▶ _Given problem_: Every record must be repeated exactly; omit any pictures they contain.

----- Material provided

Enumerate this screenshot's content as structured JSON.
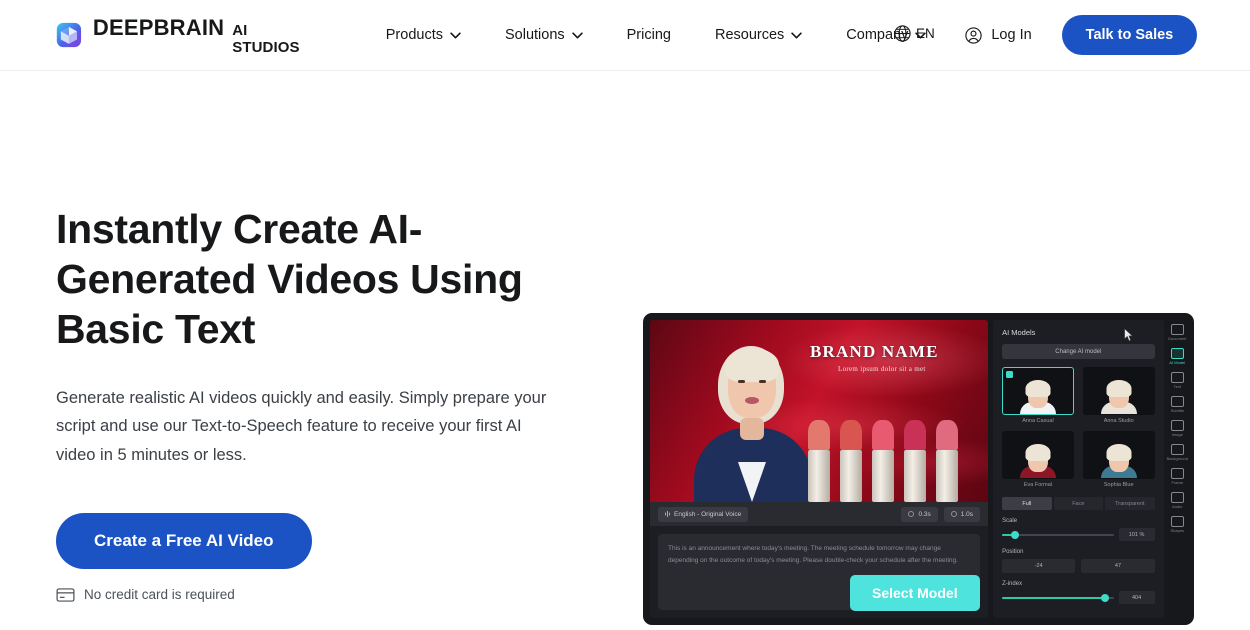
{
  "header": {
    "brand": {
      "name": "DEEPBRAIN",
      "sub": "AI STUDIOS",
      "logo_icon": "cube-logo-icon"
    },
    "nav": [
      {
        "label": "Products",
        "has_dropdown": true
      },
      {
        "label": "Solutions",
        "has_dropdown": true
      },
      {
        "label": "Pricing",
        "has_dropdown": false
      },
      {
        "label": "Resources",
        "has_dropdown": true
      },
      {
        "label": "Company",
        "has_dropdown": true
      }
    ],
    "language": {
      "label": "EN",
      "icon": "globe-icon"
    },
    "login": {
      "label": "Log In",
      "icon": "user-circle-icon"
    },
    "cta": {
      "label": "Talk to Sales",
      "color": "#1b52c4"
    }
  },
  "hero": {
    "title": "Instantly Create AI-Generated Videos Using Basic Text",
    "subtitle": "Generate realistic AI videos quickly and easily. Simply prepare your script and use our Text-to-Speech feature to receive your first AI video in 5 minutes or less.",
    "cta": {
      "label": "Create a Free AI Video",
      "color": "#1b52c4"
    },
    "note": {
      "label": "No credit card is required",
      "icon": "credit-card-icon"
    }
  },
  "app_preview": {
    "stage": {
      "brand_title": "BRAND NAME",
      "brand_subtitle": "Lorem ipsum dolor sit a met"
    },
    "toolbar": {
      "voice_pill": "English - Original Voice",
      "duration_pill": "0.3s",
      "length_pill": "1.0s"
    },
    "script_text": "This is an announcement where today's meeting. The meeting schedule tomorrow may change depending on the outcome of today's meeting. Please double-check your schedule after the meeting.",
    "inspector": {
      "title": "AI Models",
      "change_button": "Change AI model",
      "models": [
        {
          "name": "Anna Casual",
          "selected": true,
          "top": "#f2f3f5"
        },
        {
          "name": "Anna Studio",
          "selected": false,
          "top": "#e8e4dc"
        },
        {
          "name": "Eva Formal",
          "selected": false,
          "top": "#8d1626"
        },
        {
          "name": "Sophia Blue",
          "selected": false,
          "top": "#3e7b93"
        }
      ],
      "tabs": [
        {
          "label": "Full",
          "active": true
        },
        {
          "label": "Face",
          "active": false
        },
        {
          "label": "Transparent",
          "active": false
        }
      ],
      "scale": {
        "label": "Scale",
        "value": "101 %",
        "percent": 12
      },
      "position": {
        "label": "Position",
        "x": "-24",
        "y": "47"
      },
      "zindex": {
        "label": "Z-index",
        "value": "404",
        "percent": 92
      }
    },
    "rail": [
      {
        "label": "Document",
        "active": false
      },
      {
        "label": "AI Model",
        "active": true
      },
      {
        "label": "Text",
        "active": false
      },
      {
        "label": "Subtitle",
        "active": false
      },
      {
        "label": "Image",
        "active": false
      },
      {
        "label": "Background",
        "active": false
      },
      {
        "label": "Frame",
        "active": false
      },
      {
        "label": "Audio",
        "active": false
      },
      {
        "label": "Shapes",
        "active": false
      }
    ],
    "select_model_button": {
      "label": "Select Model",
      "color": "#4ee3dc"
    }
  }
}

----------

▶ _Task solution_:
Enumerate this screenshot's content as structured JSON.
{
  "header": {
    "brand": {
      "name": "DEEPBRAIN",
      "sub": "AI STUDIOS",
      "logo_icon": "cube-logo-icon"
    },
    "nav": [
      {
        "label": "Products",
        "has_dropdown": true
      },
      {
        "label": "Solutions",
        "has_dropdown": true
      },
      {
        "label": "Pricing",
        "has_dropdown": false
      },
      {
        "label": "Resources",
        "has_dropdown": true
      },
      {
        "label": "Company",
        "has_dropdown": true
      }
    ],
    "language": {
      "label": "EN",
      "icon": "globe-icon"
    },
    "login": {
      "label": "Log In",
      "icon": "user-circle-icon"
    },
    "cta": {
      "label": "Talk to Sales",
      "color": "#1b52c4"
    }
  },
  "hero": {
    "title": "Instantly Create AI-Generated Videos Using Basic Text",
    "subtitle": "Generate realistic AI videos quickly and easily. Simply prepare your script and use our Text-to-Speech feature to receive your first AI video in 5 minutes or less.",
    "cta": {
      "label": "Create a Free AI Video",
      "color": "#1b52c4"
    },
    "note": {
      "label": "No credit card is required",
      "icon": "credit-card-icon"
    }
  },
  "app_preview": {
    "stage": {
      "brand_title": "BRAND NAME",
      "brand_subtitle": "Lorem ipsum dolor sit a met"
    },
    "toolbar": {
      "voice_pill": "English - Original Voice",
      "duration_pill": "0.3s",
      "length_pill": "1.0s"
    },
    "script_text": "This is an announcement where today's meeting. The meeting schedule tomorrow may change depending on the outcome of today's meeting. Please double-check your schedule after the meeting.",
    "inspector": {
      "title": "AI Models",
      "change_button": "Change AI model",
      "models": [
        {
          "name": "Anna Casual",
          "selected": true,
          "top": "#f2f3f5"
        },
        {
          "name": "Anna Studio",
          "selected": false,
          "top": "#e8e4dc"
        },
        {
          "name": "Eva Formal",
          "selected": false,
          "top": "#8d1626"
        },
        {
          "name": "Sophia Blue",
          "selected": false,
          "top": "#3e7b93"
        }
      ],
      "tabs": [
        {
          "label": "Full",
          "active": true
        },
        {
          "label": "Face",
          "active": false
        },
        {
          "label": "Transparent",
          "active": false
        }
      ],
      "scale": {
        "label": "Scale",
        "value": "101 %",
        "percent": 12
      },
      "position": {
        "label": "Position",
        "x": "-24",
        "y": "47"
      },
      "zindex": {
        "label": "Z-index",
        "value": "404",
        "percent": 92
      }
    },
    "rail": [
      {
        "label": "Document",
        "active": false
      },
      {
        "label": "AI Model",
        "active": true
      },
      {
        "label": "Text",
        "active": false
      },
      {
        "label": "Subtitle",
        "active": false
      },
      {
        "label": "Image",
        "active": false
      },
      {
        "label": "Background",
        "active": false
      },
      {
        "label": "Frame",
        "active": false
      },
      {
        "label": "Audio",
        "active": false
      },
      {
        "label": "Shapes",
        "active": false
      }
    ],
    "select_model_button": {
      "label": "Select Model",
      "color": "#4ee3dc"
    }
  }
}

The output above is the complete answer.